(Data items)
Begin

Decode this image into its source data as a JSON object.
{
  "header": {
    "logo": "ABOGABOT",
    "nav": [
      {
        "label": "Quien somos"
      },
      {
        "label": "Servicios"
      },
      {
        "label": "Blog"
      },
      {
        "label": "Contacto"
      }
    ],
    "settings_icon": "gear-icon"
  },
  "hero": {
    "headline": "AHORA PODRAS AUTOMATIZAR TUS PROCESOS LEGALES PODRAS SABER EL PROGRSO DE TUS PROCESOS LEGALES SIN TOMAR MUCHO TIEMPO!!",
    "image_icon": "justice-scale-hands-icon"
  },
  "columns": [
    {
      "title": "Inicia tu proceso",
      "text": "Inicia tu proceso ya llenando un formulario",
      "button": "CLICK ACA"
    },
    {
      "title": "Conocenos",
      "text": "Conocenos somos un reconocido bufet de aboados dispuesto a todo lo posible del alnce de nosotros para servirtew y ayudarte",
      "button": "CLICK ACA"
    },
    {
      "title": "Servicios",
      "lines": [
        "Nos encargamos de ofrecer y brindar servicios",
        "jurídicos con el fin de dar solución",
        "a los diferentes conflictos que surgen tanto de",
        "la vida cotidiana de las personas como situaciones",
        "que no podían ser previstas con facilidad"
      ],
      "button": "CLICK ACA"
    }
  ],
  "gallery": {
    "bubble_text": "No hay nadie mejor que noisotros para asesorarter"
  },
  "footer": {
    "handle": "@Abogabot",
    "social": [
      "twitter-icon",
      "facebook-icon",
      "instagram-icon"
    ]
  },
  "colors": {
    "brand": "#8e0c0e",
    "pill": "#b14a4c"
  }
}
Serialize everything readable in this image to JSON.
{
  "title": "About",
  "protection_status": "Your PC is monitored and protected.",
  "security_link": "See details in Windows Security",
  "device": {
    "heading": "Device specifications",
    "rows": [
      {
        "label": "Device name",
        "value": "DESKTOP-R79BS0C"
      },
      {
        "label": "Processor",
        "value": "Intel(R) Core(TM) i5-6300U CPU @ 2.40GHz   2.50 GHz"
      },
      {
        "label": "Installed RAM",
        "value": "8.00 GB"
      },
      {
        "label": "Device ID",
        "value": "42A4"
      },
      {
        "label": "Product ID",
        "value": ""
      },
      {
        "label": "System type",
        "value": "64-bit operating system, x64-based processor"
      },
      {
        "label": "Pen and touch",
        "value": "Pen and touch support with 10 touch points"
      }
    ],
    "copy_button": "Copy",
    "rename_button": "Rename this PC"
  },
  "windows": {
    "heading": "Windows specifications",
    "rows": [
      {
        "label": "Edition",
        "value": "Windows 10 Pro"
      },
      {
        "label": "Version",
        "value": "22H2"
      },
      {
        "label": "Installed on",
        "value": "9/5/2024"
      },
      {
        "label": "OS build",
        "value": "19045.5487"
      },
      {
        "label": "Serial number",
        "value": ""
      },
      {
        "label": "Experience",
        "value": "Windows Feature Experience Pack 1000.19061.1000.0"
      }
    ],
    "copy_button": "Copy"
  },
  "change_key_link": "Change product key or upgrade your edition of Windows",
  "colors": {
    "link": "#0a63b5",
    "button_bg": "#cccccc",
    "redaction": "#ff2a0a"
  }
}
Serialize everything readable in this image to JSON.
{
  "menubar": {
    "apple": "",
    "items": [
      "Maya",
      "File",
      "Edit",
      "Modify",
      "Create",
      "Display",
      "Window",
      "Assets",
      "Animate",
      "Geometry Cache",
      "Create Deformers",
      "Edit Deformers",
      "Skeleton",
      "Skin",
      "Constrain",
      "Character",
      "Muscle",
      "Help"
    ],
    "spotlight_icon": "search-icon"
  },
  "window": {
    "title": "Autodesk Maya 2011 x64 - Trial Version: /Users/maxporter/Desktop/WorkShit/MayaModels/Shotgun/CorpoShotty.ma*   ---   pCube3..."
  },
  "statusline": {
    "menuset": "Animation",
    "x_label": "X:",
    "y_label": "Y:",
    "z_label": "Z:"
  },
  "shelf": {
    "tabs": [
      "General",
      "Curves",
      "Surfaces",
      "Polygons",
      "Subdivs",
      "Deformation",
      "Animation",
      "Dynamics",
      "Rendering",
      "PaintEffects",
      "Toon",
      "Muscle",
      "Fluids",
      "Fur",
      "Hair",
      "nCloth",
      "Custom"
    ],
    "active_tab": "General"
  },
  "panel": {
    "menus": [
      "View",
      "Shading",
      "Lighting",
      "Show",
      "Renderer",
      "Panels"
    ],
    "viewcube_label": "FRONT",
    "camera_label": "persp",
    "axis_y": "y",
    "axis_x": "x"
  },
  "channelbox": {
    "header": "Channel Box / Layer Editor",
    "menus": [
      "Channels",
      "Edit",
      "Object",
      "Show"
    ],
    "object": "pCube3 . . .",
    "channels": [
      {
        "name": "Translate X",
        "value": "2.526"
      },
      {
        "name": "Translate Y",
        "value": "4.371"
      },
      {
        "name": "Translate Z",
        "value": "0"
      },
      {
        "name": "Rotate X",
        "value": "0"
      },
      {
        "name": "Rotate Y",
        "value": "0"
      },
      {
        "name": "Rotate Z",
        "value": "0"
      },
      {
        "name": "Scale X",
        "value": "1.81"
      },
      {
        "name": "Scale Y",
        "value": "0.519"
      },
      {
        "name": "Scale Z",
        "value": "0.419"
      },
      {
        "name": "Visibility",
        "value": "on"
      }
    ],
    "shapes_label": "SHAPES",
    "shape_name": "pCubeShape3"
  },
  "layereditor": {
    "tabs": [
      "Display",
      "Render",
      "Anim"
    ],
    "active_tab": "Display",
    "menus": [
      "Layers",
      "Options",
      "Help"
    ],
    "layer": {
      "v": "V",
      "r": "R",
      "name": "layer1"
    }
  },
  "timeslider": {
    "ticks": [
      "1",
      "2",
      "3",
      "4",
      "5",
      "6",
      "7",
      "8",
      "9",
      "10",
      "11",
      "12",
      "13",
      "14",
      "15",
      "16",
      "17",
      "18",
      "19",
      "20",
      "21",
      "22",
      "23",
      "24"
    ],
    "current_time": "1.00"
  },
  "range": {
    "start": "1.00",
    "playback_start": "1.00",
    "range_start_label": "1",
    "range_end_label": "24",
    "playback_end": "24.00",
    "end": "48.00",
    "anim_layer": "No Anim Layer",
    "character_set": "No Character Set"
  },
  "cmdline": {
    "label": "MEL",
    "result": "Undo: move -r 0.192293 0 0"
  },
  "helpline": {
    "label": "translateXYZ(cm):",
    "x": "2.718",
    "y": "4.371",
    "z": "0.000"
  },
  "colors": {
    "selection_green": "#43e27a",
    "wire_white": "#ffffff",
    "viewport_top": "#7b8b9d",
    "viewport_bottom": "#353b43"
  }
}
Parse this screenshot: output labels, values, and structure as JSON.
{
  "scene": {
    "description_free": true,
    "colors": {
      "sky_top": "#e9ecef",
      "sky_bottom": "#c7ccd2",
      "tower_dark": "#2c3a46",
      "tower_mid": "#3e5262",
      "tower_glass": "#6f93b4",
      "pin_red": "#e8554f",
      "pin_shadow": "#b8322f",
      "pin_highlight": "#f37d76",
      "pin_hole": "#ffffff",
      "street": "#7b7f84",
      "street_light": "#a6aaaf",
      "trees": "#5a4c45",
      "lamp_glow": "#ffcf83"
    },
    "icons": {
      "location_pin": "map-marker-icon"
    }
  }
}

End

Repeat, character for character, the lines from the one that holds "Parse this screenshot: output" to the final line of the material, inclusive, and no other lines.

Parse this screenshot: output labels, values, and structure as JSON.
{
  "scene": {
    "description_free": true,
    "colors": {
      "sky_top": "#e9ecef",
      "sky_bottom": "#c7ccd2",
      "tower_dark": "#2c3a46",
      "tower_mid": "#3e5262",
      "tower_glass": "#6f93b4",
      "pin_red": "#e8554f",
      "pin_shadow": "#b8322f",
      "pin_highlight": "#f37d76",
      "pin_hole": "#ffffff",
      "street": "#7b7f84",
      "street_light": "#a6aaaf",
      "trees": "#5a4c45",
      "lamp_glow": "#ffcf83"
    },
    "icons": {
      "location_pin": "map-marker-icon"
    }
  }
}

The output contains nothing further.